Records that describe figures:
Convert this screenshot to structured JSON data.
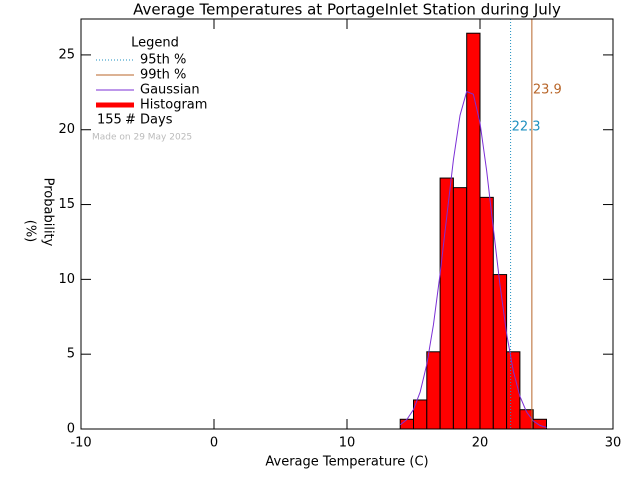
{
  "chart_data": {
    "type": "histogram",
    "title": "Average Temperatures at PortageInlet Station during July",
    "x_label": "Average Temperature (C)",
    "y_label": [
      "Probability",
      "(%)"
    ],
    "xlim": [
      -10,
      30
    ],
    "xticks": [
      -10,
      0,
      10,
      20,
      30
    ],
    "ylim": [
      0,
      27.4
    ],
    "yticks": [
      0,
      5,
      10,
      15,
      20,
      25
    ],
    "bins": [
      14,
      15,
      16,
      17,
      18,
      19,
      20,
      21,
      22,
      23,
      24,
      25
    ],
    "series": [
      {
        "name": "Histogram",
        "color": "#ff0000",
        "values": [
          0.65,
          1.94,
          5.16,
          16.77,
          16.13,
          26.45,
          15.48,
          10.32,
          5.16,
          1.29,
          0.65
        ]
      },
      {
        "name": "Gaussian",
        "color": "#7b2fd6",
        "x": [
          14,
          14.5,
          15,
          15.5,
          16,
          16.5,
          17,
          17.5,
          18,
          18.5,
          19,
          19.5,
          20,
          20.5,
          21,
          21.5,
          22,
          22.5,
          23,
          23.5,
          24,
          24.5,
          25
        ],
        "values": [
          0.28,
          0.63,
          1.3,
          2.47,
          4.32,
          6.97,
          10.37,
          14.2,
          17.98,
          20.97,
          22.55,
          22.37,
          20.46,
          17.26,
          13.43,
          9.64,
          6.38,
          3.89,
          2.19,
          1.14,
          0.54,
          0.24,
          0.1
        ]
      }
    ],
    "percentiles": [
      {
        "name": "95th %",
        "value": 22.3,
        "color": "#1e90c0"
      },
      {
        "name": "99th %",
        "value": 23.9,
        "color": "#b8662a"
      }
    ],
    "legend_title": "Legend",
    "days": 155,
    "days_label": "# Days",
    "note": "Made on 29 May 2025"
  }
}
==
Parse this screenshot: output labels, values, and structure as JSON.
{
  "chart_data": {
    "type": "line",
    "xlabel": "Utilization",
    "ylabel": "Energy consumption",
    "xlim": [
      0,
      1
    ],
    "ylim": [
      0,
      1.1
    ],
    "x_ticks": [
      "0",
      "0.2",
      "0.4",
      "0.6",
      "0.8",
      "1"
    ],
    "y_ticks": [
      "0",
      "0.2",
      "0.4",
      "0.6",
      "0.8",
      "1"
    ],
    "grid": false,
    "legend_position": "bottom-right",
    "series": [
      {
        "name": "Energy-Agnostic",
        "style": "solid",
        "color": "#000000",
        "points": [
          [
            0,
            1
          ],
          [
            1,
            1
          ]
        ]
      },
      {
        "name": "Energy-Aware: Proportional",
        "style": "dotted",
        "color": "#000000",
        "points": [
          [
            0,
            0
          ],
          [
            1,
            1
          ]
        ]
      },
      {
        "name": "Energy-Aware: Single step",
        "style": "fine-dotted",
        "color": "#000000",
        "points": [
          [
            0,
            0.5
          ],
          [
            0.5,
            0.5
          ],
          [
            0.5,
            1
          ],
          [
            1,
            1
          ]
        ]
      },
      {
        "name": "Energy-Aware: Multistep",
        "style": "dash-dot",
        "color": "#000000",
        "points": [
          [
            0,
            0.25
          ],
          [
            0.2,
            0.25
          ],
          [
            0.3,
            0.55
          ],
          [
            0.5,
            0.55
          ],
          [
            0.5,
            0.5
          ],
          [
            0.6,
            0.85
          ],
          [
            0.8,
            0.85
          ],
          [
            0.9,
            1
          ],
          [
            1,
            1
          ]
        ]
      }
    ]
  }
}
* * *
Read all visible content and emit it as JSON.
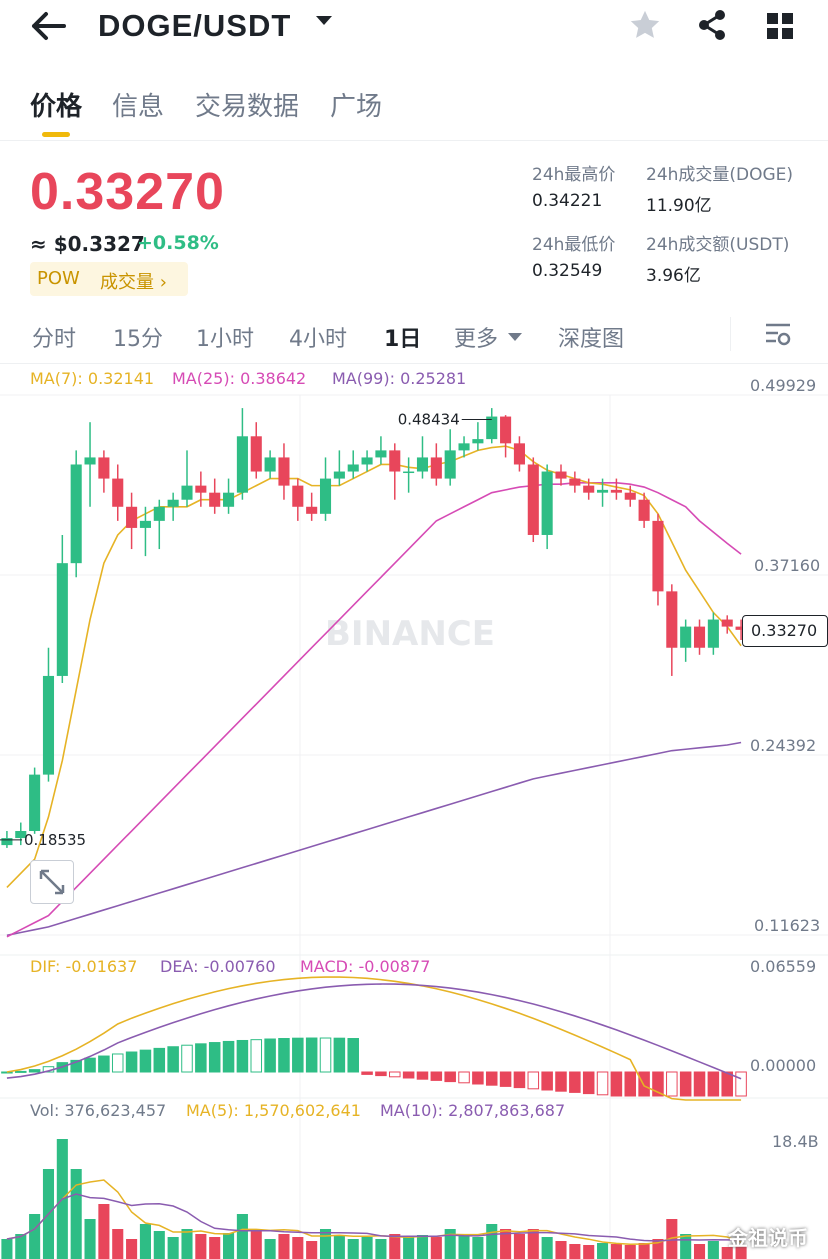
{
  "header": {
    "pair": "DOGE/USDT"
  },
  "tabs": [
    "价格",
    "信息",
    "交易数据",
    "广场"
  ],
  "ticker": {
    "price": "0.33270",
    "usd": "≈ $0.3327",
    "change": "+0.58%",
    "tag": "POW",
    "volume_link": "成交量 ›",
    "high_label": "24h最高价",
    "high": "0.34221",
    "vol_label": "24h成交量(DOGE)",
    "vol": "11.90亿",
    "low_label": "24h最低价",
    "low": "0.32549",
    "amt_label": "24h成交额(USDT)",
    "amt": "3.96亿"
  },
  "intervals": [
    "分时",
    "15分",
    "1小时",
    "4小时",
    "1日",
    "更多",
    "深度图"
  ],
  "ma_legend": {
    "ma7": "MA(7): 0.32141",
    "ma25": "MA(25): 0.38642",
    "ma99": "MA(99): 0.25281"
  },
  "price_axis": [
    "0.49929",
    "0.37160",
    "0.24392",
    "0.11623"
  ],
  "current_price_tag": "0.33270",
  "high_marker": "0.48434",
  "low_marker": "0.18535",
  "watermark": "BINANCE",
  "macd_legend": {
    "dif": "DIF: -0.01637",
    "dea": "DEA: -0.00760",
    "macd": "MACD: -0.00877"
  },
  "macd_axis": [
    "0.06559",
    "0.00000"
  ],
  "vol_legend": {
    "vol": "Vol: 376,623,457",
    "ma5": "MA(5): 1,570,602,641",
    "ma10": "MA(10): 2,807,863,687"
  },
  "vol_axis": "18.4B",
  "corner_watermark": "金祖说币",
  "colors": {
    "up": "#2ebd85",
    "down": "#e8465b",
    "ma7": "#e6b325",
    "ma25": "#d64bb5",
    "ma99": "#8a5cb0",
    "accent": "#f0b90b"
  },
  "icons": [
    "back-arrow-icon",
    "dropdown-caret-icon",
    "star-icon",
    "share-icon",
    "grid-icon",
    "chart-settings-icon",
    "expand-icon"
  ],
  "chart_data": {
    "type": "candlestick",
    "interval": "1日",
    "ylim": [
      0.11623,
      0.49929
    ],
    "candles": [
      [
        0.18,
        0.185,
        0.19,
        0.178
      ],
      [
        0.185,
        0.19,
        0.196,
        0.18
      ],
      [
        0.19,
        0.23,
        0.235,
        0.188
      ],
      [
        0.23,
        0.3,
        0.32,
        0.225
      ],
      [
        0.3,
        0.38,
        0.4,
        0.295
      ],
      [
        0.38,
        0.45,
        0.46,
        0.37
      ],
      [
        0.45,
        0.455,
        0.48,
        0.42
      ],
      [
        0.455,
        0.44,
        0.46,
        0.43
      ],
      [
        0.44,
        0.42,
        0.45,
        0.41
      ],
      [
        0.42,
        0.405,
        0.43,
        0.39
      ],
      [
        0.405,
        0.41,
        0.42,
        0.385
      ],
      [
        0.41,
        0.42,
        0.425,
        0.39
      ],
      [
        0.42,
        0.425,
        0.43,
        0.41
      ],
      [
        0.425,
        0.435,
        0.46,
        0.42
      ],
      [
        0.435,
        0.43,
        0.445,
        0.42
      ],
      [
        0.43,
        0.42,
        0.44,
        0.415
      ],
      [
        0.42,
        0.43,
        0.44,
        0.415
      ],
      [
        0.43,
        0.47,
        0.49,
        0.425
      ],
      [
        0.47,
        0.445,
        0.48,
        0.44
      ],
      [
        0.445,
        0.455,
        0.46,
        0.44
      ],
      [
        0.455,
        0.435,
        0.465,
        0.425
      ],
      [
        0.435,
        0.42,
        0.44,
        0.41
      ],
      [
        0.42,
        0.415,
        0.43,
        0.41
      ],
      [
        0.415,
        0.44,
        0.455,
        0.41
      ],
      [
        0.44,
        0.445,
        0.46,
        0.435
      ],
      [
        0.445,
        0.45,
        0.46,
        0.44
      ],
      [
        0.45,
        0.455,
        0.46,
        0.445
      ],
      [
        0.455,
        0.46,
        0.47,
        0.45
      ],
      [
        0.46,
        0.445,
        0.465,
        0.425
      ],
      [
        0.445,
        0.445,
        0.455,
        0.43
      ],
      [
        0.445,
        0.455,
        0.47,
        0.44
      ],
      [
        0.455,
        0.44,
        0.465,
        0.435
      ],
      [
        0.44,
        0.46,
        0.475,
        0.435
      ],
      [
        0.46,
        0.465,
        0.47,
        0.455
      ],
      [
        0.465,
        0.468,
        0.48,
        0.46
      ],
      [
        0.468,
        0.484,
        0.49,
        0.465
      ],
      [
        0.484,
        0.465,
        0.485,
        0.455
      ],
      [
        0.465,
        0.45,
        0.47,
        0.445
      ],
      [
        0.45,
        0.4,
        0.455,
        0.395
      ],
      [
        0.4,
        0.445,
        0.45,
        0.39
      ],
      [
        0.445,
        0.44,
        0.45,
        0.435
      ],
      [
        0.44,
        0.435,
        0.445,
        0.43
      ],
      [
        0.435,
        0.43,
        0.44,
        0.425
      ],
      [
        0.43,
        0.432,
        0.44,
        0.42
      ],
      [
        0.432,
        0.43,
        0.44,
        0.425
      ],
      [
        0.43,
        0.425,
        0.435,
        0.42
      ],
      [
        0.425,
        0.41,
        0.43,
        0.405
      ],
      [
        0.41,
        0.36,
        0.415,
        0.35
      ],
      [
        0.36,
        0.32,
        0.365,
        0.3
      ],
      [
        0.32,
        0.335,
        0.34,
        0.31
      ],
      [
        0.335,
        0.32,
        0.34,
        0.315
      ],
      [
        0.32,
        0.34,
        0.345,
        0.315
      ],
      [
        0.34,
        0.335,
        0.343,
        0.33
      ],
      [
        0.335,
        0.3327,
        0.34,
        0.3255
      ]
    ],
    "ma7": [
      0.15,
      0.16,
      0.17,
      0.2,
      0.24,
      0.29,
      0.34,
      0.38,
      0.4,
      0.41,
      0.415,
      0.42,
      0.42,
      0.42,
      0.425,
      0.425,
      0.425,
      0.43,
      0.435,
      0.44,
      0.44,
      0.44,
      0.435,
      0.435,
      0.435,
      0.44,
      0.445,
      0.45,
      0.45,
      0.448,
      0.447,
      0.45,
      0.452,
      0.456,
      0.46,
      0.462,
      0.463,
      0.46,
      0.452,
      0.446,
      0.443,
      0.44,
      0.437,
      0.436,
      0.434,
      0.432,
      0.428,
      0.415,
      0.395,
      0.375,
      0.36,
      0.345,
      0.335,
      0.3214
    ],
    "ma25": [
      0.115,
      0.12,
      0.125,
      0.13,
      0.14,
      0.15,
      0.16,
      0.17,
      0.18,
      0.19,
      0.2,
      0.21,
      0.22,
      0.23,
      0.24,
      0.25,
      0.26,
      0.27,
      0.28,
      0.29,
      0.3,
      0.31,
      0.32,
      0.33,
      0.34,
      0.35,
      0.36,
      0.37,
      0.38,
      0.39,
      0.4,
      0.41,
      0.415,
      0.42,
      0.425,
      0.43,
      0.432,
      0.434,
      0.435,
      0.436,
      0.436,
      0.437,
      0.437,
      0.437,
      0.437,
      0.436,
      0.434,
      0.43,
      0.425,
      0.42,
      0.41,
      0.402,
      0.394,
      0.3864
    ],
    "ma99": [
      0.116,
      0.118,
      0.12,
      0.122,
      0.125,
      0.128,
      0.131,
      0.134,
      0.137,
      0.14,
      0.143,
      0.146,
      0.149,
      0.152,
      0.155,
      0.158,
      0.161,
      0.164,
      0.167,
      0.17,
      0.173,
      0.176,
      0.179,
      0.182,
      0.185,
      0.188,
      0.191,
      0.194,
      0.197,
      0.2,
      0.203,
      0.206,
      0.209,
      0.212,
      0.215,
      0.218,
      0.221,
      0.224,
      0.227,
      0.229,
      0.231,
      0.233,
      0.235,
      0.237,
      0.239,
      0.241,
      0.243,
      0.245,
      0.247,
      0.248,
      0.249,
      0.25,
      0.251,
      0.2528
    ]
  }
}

■ The request: Copy in full each line that holds the word "this".

■ Result:
Convert this screenshot to structured JSON data.
Parse this screenshot: output labels, values, and structure as JSON.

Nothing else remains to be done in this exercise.